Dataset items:
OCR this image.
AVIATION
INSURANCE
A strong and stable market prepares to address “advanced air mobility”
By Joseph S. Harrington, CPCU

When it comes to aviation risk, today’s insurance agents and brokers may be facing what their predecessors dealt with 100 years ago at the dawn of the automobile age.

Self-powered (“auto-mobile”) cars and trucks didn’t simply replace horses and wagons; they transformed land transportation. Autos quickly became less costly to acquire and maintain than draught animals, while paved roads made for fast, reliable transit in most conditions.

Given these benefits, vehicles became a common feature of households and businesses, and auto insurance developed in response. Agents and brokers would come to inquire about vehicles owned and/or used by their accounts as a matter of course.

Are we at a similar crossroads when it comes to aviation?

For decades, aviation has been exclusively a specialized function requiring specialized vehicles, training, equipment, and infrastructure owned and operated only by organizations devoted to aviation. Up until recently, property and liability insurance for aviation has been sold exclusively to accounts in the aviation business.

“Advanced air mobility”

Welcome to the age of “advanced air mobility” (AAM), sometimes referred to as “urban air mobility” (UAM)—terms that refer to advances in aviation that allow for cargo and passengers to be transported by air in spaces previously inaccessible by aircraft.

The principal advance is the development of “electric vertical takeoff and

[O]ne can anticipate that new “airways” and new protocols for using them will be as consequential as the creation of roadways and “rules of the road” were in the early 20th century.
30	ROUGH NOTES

What the task asks: Return each entry from above without altering a single character.

Reply to the task:
OCR this image.
AVIATION
INSURANCE
A strong and stable market prepares to address “advanced air mobility”
By Joseph S. Harrington, CPCU

When it comes to aviation risk, today’s insurance agents and brokers may be facing what their predecessors dealt with 100 years ago at the dawn of the automobile age.

Self-powered (“auto-mobile”) cars and trucks didn’t simply replace horses and wagons; they transformed land transportation. Autos quickly became less costly to acquire and maintain than draught animals, while paved roads made for fast, reliable transit in most conditions.

Given these benefits, vehicles became a common feature of households and businesses, and auto insurance developed in response. Agents and brokers would come to inquire about vehicles owned and/or used by their accounts as a matter of course.

Are we at a similar crossroads when it comes to aviation?

For decades, aviation has been exclusively a specialized function requiring specialized vehicles, training, equipment, and infrastructure owned and operated only by organizations devoted to aviation. Up until recently, property and liability insurance for aviation has been sold exclusively to accounts in the aviation business.

“Advanced air mobility”

Welcome to the age of “advanced air mobility” (AAM), sometimes referred to as “urban air mobility” (UAM)—terms that refer to advances in aviation that allow for cargo and passengers to be transported by air in spaces previously inaccessible by aircraft.

The principal advance is the development of “electric vertical takeoff and

[O]ne can anticipate that new “airways” and new protocols for using them will be as consequential as the creation of roadways and “rules of the road” were in the early 20th century.
30	ROUGH NOTES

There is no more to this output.